## WHAT YOU WILL DO
Quote the records that follow in full and exactly; leave out the pictures.
-- BEGIN --
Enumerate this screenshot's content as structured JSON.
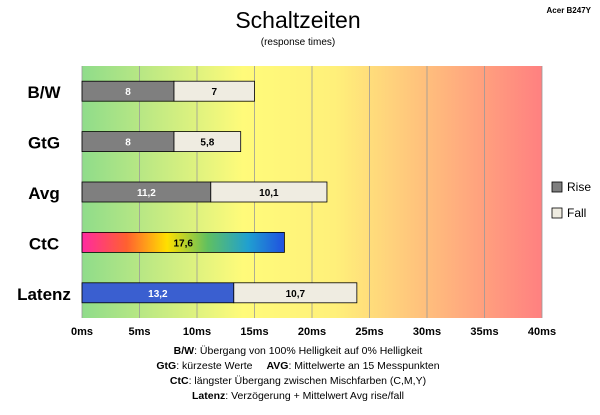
{
  "model_label": "Acer B247Y",
  "chart_data": {
    "type": "bar",
    "title": "Schaltzeiten",
    "subtitle": "(response times)",
    "orientation": "horizontal",
    "stacked": true,
    "categories": [
      "B/W",
      "GtG",
      "Avg",
      "CtC",
      "Latenz"
    ],
    "series": [
      {
        "name": "Rise",
        "values": [
          8,
          8,
          11.2,
          null,
          13.2
        ],
        "labels": [
          "8",
          "8",
          "11,2",
          "",
          "13,2"
        ]
      },
      {
        "name": "Fall",
        "values": [
          7,
          5.8,
          10.1,
          null,
          10.7
        ],
        "labels": [
          "7",
          "5,8",
          "10,1",
          "",
          "10,7"
        ]
      }
    ],
    "single_values": [
      {
        "category": "CtC",
        "value": 17.6,
        "label": "17,6"
      }
    ],
    "xlim": [
      0,
      40
    ],
    "x_ticks": [
      0,
      5,
      10,
      15,
      20,
      25,
      30,
      35,
      40
    ],
    "x_tick_labels": [
      "0ms",
      "5ms",
      "10ms",
      "15ms",
      "20ms",
      "25ms",
      "30ms",
      "35ms",
      "40ms"
    ],
    "grid": true,
    "legend_position": "right",
    "background": "gradient green-yellow-red",
    "colors": {
      "rise": "#7f7f7f",
      "fall": "#efece1",
      "latency_rise": "#3a5fd0",
      "gradient_green": "#8fdc8a",
      "gradient_yellow": "#fffb7a",
      "gradient_red": "#ff8080"
    }
  },
  "footnotes": [
    {
      "key": "B/W",
      "text": ":  Übergang von 100% Helligkeit auf 0% Helligkeit"
    },
    {
      "key": "GtG",
      "text": ": kürzeste  Werte",
      "key2": "AVG",
      "text2": ":  Mittelwerte  an 15 Messpunkten"
    },
    {
      "key": "CtC",
      "text": ":  längster Übergang  zwischen Mischfarben  (C,M,Y)"
    },
    {
      "key": "Latenz",
      "text": ": Verzögerung  + Mittelwert  Avg rise/fall"
    }
  ]
}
-- END --
## OUTPUT BELOW
Enumerate this screenshot's content as structured JSON.
{
  "model_label": "Acer B247Y",
  "chart_data": {
    "type": "bar",
    "title": "Schaltzeiten",
    "subtitle": "(response times)",
    "orientation": "horizontal",
    "stacked": true,
    "categories": [
      "B/W",
      "GtG",
      "Avg",
      "CtC",
      "Latenz"
    ],
    "series": [
      {
        "name": "Rise",
        "values": [
          8,
          8,
          11.2,
          null,
          13.2
        ],
        "labels": [
          "8",
          "8",
          "11,2",
          "",
          "13,2"
        ]
      },
      {
        "name": "Fall",
        "values": [
          7,
          5.8,
          10.1,
          null,
          10.7
        ],
        "labels": [
          "7",
          "5,8",
          "10,1",
          "",
          "10,7"
        ]
      }
    ],
    "single_values": [
      {
        "category": "CtC",
        "value": 17.6,
        "label": "17,6"
      }
    ],
    "xlim": [
      0,
      40
    ],
    "x_ticks": [
      0,
      5,
      10,
      15,
      20,
      25,
      30,
      35,
      40
    ],
    "x_tick_labels": [
      "0ms",
      "5ms",
      "10ms",
      "15ms",
      "20ms",
      "25ms",
      "30ms",
      "35ms",
      "40ms"
    ],
    "grid": true,
    "legend_position": "right",
    "background": "gradient green-yellow-red",
    "colors": {
      "rise": "#7f7f7f",
      "fall": "#efece1",
      "latency_rise": "#3a5fd0",
      "gradient_green": "#8fdc8a",
      "gradient_yellow": "#fffb7a",
      "gradient_red": "#ff8080"
    }
  },
  "footnotes": [
    {
      "key": "B/W",
      "text": ":  Übergang von 100% Helligkeit auf 0% Helligkeit"
    },
    {
      "key": "GtG",
      "text": ": kürzeste  Werte",
      "key2": "AVG",
      "text2": ":  Mittelwerte  an 15 Messpunkten"
    },
    {
      "key": "CtC",
      "text": ":  längster Übergang  zwischen Mischfarben  (C,M,Y)"
    },
    {
      "key": "Latenz",
      "text": ": Verzögerung  + Mittelwert  Avg rise/fall"
    }
  ]
}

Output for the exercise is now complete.